■ Provided material:
•••••

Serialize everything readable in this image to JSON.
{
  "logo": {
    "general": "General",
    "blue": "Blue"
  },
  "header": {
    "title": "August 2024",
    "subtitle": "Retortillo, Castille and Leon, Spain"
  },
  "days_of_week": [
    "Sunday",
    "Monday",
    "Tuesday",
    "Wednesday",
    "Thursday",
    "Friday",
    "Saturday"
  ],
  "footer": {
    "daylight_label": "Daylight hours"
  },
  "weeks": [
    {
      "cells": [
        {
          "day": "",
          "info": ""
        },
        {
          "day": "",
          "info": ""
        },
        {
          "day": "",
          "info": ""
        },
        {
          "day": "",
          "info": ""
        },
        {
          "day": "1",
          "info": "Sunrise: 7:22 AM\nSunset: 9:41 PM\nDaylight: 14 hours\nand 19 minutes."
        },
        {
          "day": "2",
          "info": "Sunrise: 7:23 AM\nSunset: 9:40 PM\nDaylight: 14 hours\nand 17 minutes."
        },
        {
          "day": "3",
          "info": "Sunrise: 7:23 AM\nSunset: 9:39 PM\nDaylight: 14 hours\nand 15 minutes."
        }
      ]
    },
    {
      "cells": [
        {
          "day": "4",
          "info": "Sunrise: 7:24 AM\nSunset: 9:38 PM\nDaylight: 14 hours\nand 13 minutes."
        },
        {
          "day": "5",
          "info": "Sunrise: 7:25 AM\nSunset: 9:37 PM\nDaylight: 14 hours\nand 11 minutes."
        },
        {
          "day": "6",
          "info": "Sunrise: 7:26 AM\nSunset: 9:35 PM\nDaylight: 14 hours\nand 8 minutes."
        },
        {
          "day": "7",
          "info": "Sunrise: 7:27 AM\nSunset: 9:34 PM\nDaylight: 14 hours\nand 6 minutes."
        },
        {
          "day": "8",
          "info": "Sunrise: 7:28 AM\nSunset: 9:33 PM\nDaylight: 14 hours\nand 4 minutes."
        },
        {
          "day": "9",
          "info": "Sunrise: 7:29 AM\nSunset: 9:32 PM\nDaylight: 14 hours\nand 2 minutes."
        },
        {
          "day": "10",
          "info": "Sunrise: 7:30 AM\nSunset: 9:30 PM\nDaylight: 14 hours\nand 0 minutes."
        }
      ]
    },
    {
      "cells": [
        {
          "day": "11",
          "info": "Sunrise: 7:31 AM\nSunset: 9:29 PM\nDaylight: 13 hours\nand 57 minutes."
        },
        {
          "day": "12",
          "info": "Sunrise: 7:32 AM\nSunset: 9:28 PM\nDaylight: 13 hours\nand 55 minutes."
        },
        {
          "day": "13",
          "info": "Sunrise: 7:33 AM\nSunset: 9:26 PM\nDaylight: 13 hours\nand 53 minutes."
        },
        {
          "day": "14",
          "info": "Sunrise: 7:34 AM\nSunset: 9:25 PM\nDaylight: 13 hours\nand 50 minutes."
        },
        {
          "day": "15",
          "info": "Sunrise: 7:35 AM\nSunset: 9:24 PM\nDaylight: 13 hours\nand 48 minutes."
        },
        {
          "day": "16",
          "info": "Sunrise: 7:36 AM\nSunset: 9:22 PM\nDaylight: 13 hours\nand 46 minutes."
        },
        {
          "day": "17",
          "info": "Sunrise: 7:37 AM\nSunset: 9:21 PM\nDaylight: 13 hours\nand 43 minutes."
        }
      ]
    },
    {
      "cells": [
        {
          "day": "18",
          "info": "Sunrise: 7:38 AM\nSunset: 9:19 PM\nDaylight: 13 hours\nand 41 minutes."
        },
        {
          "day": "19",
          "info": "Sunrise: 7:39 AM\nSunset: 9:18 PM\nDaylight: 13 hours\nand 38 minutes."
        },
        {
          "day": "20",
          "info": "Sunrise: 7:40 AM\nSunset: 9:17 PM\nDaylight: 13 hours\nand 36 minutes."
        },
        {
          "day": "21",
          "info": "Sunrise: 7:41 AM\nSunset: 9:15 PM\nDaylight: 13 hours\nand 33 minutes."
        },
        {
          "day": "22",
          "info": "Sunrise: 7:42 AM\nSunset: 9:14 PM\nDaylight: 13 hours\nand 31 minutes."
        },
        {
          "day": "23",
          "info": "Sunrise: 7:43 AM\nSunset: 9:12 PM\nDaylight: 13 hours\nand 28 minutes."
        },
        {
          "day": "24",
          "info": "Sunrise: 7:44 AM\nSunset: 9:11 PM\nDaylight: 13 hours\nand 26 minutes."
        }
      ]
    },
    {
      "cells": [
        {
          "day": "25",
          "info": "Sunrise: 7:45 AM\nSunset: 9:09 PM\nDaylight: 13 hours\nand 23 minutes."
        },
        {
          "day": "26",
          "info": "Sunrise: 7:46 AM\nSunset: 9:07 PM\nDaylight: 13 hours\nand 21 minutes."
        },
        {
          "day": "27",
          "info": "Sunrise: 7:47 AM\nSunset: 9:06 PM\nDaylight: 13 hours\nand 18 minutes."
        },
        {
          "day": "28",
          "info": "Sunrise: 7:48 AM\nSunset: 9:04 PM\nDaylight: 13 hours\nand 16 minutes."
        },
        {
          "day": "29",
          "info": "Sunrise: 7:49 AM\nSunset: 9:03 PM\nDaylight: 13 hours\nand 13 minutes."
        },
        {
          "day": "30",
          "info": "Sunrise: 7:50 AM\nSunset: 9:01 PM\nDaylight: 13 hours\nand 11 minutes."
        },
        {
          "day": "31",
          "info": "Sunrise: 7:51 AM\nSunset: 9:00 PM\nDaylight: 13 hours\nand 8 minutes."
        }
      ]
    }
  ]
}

•••••

■ Instructions to follow:
Print out the whole listing exactly as it appears.

■ Answer to the exercise:
Serialize everything readable in this image to JSON.
{
  "logo": {
    "general": "General",
    "blue": "Blue"
  },
  "header": {
    "title": "August 2024",
    "subtitle": "Retortillo, Castille and Leon, Spain"
  },
  "days_of_week": [
    "Sunday",
    "Monday",
    "Tuesday",
    "Wednesday",
    "Thursday",
    "Friday",
    "Saturday"
  ],
  "footer": {
    "daylight_label": "Daylight hours"
  },
  "weeks": [
    {
      "cells": [
        {
          "day": "",
          "info": ""
        },
        {
          "day": "",
          "info": ""
        },
        {
          "day": "",
          "info": ""
        },
        {
          "day": "",
          "info": ""
        },
        {
          "day": "1",
          "info": "Sunrise: 7:22 AM\nSunset: 9:41 PM\nDaylight: 14 hours\nand 19 minutes."
        },
        {
          "day": "2",
          "info": "Sunrise: 7:23 AM\nSunset: 9:40 PM\nDaylight: 14 hours\nand 17 minutes."
        },
        {
          "day": "3",
          "info": "Sunrise: 7:23 AM\nSunset: 9:39 PM\nDaylight: 14 hours\nand 15 minutes."
        }
      ]
    },
    {
      "cells": [
        {
          "day": "4",
          "info": "Sunrise: 7:24 AM\nSunset: 9:38 PM\nDaylight: 14 hours\nand 13 minutes."
        },
        {
          "day": "5",
          "info": "Sunrise: 7:25 AM\nSunset: 9:37 PM\nDaylight: 14 hours\nand 11 minutes."
        },
        {
          "day": "6",
          "info": "Sunrise: 7:26 AM\nSunset: 9:35 PM\nDaylight: 14 hours\nand 8 minutes."
        },
        {
          "day": "7",
          "info": "Sunrise: 7:27 AM\nSunset: 9:34 PM\nDaylight: 14 hours\nand 6 minutes."
        },
        {
          "day": "8",
          "info": "Sunrise: 7:28 AM\nSunset: 9:33 PM\nDaylight: 14 hours\nand 4 minutes."
        },
        {
          "day": "9",
          "info": "Sunrise: 7:29 AM\nSunset: 9:32 PM\nDaylight: 14 hours\nand 2 minutes."
        },
        {
          "day": "10",
          "info": "Sunrise: 7:30 AM\nSunset: 9:30 PM\nDaylight: 14 hours\nand 0 minutes."
        }
      ]
    },
    {
      "cells": [
        {
          "day": "11",
          "info": "Sunrise: 7:31 AM\nSunset: 9:29 PM\nDaylight: 13 hours\nand 57 minutes."
        },
        {
          "day": "12",
          "info": "Sunrise: 7:32 AM\nSunset: 9:28 PM\nDaylight: 13 hours\nand 55 minutes."
        },
        {
          "day": "13",
          "info": "Sunrise: 7:33 AM\nSunset: 9:26 PM\nDaylight: 13 hours\nand 53 minutes."
        },
        {
          "day": "14",
          "info": "Sunrise: 7:34 AM\nSunset: 9:25 PM\nDaylight: 13 hours\nand 50 minutes."
        },
        {
          "day": "15",
          "info": "Sunrise: 7:35 AM\nSunset: 9:24 PM\nDaylight: 13 hours\nand 48 minutes."
        },
        {
          "day": "16",
          "info": "Sunrise: 7:36 AM\nSunset: 9:22 PM\nDaylight: 13 hours\nand 46 minutes."
        },
        {
          "day": "17",
          "info": "Sunrise: 7:37 AM\nSunset: 9:21 PM\nDaylight: 13 hours\nand 43 minutes."
        }
      ]
    },
    {
      "cells": [
        {
          "day": "18",
          "info": "Sunrise: 7:38 AM\nSunset: 9:19 PM\nDaylight: 13 hours\nand 41 minutes."
        },
        {
          "day": "19",
          "info": "Sunrise: 7:39 AM\nSunset: 9:18 PM\nDaylight: 13 hours\nand 38 minutes."
        },
        {
          "day": "20",
          "info": "Sunrise: 7:40 AM\nSunset: 9:17 PM\nDaylight: 13 hours\nand 36 minutes."
        },
        {
          "day": "21",
          "info": "Sunrise: 7:41 AM\nSunset: 9:15 PM\nDaylight: 13 hours\nand 33 minutes."
        },
        {
          "day": "22",
          "info": "Sunrise: 7:42 AM\nSunset: 9:14 PM\nDaylight: 13 hours\nand 31 minutes."
        },
        {
          "day": "23",
          "info": "Sunrise: 7:43 AM\nSunset: 9:12 PM\nDaylight: 13 hours\nand 28 minutes."
        },
        {
          "day": "24",
          "info": "Sunrise: 7:44 AM\nSunset: 9:11 PM\nDaylight: 13 hours\nand 26 minutes."
        }
      ]
    },
    {
      "cells": [
        {
          "day": "25",
          "info": "Sunrise: 7:45 AM\nSunset: 9:09 PM\nDaylight: 13 hours\nand 23 minutes."
        },
        {
          "day": "26",
          "info": "Sunrise: 7:46 AM\nSunset: 9:07 PM\nDaylight: 13 hours\nand 21 minutes."
        },
        {
          "day": "27",
          "info": "Sunrise: 7:47 AM\nSunset: 9:06 PM\nDaylight: 13 hours\nand 18 minutes."
        },
        {
          "day": "28",
          "info": "Sunrise: 7:48 AM\nSunset: 9:04 PM\nDaylight: 13 hours\nand 16 minutes."
        },
        {
          "day": "29",
          "info": "Sunrise: 7:49 AM\nSunset: 9:03 PM\nDaylight: 13 hours\nand 13 minutes."
        },
        {
          "day": "30",
          "info": "Sunrise: 7:50 AM\nSunset: 9:01 PM\nDaylight: 13 hours\nand 11 minutes."
        },
        {
          "day": "31",
          "info": "Sunrise: 7:51 AM\nSunset: 9:00 PM\nDaylight: 13 hours\nand 8 minutes."
        }
      ]
    }
  ]
}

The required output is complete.